-- START Data to use --

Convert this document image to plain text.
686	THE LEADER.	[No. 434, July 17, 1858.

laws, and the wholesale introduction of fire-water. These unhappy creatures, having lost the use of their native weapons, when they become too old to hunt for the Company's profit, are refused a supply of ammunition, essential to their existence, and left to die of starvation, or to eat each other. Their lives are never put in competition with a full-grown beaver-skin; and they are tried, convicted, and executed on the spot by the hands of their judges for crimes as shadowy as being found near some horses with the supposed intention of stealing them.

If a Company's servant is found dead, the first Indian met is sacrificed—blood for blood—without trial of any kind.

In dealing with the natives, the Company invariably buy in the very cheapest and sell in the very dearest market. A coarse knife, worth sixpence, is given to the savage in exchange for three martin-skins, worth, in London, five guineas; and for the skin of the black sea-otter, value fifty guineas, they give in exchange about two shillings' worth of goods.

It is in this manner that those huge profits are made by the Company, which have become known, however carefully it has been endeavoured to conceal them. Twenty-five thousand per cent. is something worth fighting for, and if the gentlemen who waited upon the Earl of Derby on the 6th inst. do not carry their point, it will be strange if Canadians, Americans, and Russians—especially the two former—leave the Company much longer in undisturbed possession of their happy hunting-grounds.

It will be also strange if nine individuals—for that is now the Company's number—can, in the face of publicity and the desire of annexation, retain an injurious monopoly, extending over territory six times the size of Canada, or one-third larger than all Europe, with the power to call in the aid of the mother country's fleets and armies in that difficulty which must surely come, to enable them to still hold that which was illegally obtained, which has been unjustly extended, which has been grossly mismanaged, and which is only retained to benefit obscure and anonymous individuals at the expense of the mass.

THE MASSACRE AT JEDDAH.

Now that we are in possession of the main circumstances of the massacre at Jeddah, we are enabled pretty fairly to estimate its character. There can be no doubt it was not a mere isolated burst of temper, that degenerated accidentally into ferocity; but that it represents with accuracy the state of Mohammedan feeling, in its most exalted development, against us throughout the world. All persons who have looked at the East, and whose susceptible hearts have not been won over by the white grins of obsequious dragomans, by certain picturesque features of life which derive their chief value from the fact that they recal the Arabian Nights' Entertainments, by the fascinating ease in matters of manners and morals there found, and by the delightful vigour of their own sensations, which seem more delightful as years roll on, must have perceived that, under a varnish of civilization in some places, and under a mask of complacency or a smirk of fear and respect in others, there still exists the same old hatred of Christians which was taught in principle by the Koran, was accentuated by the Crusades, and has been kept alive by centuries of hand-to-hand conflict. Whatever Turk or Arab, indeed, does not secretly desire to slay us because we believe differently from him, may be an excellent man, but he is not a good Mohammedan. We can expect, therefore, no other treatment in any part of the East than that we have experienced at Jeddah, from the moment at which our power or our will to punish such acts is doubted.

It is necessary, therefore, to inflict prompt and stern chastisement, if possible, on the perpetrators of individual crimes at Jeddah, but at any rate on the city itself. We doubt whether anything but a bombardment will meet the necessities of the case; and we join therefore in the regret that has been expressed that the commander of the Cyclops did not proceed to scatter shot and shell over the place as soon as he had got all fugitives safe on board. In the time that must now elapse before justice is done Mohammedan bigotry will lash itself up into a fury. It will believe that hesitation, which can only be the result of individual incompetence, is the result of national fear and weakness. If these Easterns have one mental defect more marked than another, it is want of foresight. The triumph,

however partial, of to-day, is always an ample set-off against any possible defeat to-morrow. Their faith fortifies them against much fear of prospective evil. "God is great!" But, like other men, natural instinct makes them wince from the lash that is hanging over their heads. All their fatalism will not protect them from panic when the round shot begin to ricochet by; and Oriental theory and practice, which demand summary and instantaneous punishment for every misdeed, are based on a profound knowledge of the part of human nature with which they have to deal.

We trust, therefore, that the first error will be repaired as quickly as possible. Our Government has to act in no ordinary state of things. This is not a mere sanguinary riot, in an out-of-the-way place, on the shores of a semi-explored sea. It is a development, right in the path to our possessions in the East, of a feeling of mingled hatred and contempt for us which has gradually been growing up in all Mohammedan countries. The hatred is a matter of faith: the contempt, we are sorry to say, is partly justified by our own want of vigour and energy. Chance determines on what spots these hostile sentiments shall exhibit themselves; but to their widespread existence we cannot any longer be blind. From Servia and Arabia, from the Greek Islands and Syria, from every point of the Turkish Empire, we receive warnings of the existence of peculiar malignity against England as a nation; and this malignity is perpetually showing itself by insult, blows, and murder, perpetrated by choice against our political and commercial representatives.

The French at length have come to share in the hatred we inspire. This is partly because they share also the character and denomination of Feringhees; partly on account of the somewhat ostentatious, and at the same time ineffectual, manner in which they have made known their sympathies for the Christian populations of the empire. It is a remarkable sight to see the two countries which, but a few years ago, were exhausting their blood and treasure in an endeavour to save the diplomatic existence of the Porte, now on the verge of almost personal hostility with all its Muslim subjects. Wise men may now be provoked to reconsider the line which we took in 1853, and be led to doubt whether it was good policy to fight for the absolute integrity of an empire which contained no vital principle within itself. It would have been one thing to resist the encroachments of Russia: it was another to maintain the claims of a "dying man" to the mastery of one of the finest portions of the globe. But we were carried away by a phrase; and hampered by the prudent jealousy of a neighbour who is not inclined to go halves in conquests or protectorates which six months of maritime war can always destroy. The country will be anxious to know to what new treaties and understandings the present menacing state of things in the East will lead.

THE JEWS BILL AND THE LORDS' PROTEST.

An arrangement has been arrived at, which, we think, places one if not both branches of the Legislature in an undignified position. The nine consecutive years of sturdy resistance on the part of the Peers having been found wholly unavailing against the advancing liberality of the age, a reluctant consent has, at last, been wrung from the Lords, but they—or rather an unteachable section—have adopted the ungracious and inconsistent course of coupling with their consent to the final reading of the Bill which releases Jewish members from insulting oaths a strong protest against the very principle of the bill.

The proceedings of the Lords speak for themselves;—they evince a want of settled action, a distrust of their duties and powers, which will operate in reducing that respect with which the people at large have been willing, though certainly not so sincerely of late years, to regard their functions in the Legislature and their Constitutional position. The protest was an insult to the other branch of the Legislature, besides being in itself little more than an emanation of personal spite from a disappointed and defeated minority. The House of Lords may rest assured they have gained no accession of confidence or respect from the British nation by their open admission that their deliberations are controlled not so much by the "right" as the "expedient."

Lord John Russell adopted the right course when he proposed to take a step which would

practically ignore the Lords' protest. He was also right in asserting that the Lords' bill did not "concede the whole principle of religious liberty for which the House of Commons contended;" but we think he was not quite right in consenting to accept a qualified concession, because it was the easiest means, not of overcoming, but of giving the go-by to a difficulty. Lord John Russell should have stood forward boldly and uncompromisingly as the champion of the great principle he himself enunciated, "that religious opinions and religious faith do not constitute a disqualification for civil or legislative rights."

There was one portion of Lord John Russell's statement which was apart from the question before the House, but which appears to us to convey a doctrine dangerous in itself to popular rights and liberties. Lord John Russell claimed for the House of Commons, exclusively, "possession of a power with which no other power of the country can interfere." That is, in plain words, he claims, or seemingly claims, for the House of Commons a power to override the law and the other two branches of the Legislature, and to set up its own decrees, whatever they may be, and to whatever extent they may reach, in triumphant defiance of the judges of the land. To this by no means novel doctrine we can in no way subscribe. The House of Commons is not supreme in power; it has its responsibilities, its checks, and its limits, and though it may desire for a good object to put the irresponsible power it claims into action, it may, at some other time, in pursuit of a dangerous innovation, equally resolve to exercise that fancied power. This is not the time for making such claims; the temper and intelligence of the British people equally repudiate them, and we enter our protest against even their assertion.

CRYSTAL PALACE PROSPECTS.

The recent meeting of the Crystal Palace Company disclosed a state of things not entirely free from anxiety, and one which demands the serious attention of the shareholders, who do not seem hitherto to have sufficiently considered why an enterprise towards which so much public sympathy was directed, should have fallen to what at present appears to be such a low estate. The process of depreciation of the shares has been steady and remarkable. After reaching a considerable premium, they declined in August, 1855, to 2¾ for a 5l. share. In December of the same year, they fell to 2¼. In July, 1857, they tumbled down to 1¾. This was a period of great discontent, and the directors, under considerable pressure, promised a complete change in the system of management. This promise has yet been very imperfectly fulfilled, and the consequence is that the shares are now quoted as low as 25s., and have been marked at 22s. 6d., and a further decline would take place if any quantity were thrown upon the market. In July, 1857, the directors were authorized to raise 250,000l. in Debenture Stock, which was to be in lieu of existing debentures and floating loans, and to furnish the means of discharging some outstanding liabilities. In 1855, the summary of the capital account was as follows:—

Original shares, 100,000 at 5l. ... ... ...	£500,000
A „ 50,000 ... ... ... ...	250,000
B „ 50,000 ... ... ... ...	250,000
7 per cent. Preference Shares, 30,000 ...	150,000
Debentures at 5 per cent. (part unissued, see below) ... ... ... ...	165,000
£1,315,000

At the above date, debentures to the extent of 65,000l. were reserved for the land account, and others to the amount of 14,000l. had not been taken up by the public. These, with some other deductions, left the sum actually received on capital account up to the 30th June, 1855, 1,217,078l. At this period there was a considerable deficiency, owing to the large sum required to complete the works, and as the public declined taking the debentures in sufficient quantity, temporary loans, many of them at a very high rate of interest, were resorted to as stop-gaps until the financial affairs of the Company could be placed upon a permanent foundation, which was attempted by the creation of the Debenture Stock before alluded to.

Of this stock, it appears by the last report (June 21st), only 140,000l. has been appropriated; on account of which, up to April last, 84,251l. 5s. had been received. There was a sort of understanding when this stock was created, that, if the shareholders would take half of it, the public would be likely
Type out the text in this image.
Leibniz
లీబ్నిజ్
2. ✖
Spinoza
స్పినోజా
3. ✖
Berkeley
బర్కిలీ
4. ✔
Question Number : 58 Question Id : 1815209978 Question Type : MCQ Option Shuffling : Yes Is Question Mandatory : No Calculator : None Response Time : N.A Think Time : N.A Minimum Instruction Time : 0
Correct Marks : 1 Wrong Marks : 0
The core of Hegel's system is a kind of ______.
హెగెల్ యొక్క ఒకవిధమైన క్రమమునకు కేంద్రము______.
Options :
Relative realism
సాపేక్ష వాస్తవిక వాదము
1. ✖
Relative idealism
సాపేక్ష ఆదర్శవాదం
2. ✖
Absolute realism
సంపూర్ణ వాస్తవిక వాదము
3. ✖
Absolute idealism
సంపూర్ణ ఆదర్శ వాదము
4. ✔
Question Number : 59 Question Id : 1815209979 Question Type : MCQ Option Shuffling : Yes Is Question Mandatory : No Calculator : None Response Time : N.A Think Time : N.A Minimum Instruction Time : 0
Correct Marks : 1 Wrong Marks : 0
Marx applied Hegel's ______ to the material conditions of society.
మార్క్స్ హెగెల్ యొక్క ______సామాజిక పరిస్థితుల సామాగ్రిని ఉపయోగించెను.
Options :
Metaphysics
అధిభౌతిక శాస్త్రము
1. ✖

-- END Data to use --

Objective
From the records above, pull out every line containing the word "Calculator".

Worked solution
Question Number : 58 Question Id : 1815209978 Question Type : MCQ Option Shuffling : Yes Is Question Mandatory : No Calculator : None Response Time : N.A Think Time : N.A Minimum Instruction Time : 0
Question Number : 59 Question Id : 1815209979 Question Type : MCQ Option Shuffling : Yes Is Question Mandatory : No Calculator : None Response Time : N.A Think Time : N.A Minimum Instruction Time : 0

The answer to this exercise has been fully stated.